Dataset excerpt:

----------------------------------------

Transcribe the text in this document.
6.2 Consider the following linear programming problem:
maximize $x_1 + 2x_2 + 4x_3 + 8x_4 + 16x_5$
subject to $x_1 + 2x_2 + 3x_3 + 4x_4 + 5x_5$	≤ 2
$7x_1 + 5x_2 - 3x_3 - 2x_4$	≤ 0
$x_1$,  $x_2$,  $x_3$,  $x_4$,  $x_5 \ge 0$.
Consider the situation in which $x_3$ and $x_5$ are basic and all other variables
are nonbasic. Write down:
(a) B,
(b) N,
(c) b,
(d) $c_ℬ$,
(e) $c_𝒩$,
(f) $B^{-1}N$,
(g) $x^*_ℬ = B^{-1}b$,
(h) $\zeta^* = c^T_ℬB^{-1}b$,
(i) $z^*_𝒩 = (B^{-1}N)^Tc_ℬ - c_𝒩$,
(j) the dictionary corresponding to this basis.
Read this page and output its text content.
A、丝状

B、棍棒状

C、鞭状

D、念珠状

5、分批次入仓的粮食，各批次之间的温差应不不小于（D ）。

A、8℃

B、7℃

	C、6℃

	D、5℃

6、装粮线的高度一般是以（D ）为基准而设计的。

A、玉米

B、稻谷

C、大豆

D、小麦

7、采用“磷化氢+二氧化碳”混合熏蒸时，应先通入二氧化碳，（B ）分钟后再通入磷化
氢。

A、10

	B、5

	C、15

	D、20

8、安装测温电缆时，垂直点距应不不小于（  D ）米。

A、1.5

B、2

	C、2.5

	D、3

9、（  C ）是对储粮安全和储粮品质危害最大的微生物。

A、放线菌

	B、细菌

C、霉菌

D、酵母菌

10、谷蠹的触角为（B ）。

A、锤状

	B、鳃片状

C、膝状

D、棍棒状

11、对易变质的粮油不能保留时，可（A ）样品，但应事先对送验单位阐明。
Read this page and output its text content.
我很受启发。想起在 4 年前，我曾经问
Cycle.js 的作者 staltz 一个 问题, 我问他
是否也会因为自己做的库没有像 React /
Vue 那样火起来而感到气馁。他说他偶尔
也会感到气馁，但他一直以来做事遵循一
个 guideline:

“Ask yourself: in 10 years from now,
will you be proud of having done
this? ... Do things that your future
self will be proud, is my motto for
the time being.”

----------------------------------------

Copy out every entry again, exactly as it was given.

● Expected answer
Transcribe the text in this document.
6.2 Consider the following linear programming problem:
maximize $x_1 + 2x_2 + 4x_3 + 8x_4 + 16x_5$
subject to $x_1 + 2x_2 + 3x_3 + 4x_4 + 5x_5$	≤ 2
$7x_1 + 5x_2 - 3x_3 - 2x_4$	≤ 0
$x_1$,  $x_2$,  $x_3$,  $x_4$,  $x_5 \ge 0$.
Consider the situation in which $x_3$ and $x_5$ are basic and all other variables
are nonbasic. Write down:
(a) B,
(b) N,
(c) b,
(d) $c_ℬ$,
(e) $c_𝒩$,
(f) $B^{-1}N$,
(g) $x^*_ℬ = B^{-1}b$,
(h) $\zeta^* = c^T_ℬB^{-1}b$,
(i) $z^*_𝒩 = (B^{-1}N)^Tc_ℬ - c_𝒩$,
(j) the dictionary corresponding to this basis.
Read this page and output its text content.
A、丝状

B、棍棒状

C、鞭状

D、念珠状

5、分批次入仓的粮食，各批次之间的温差应不不小于（D ）。

A、8℃

B、7℃

	C、6℃

	D、5℃

6、装粮线的高度一般是以（D ）为基准而设计的。

A、玉米

B、稻谷

C、大豆

D、小麦

7、采用“磷化氢+二氧化碳”混合熏蒸时，应先通入二氧化碳，（B ）分钟后再通入磷化
氢。

A、10

	B、5

	C、15

	D、20

8、安装测温电缆时，垂直点距应不不小于（  D ）米。

A、1.5

B、2

	C、2.5

	D、3

9、（  C ）是对储粮安全和储粮品质危害最大的微生物。

A、放线菌

	B、细菌

C、霉菌

D、酵母菌

10、谷蠹的触角为（B ）。

A、锤状

	B、鳃片状

C、膝状

D、棍棒状

11、对易变质的粮油不能保留时，可（A ）样品，但应事先对送验单位阐明。
Read this page and output its text content.
我很受启发。想起在 4 年前，我曾经问
Cycle.js 的作者 staltz 一个 问题, 我问他
是否也会因为自己做的库没有像 React /
Vue 那样火起来而感到气馁。他说他偶尔
也会感到气馁，但他一直以来做事遵循一
个 guideline:

“Ask yourself: in 10 years from now,
will you be proud of having done
this? ... Do things that your future
self will be proud, is my motto for
the time being.”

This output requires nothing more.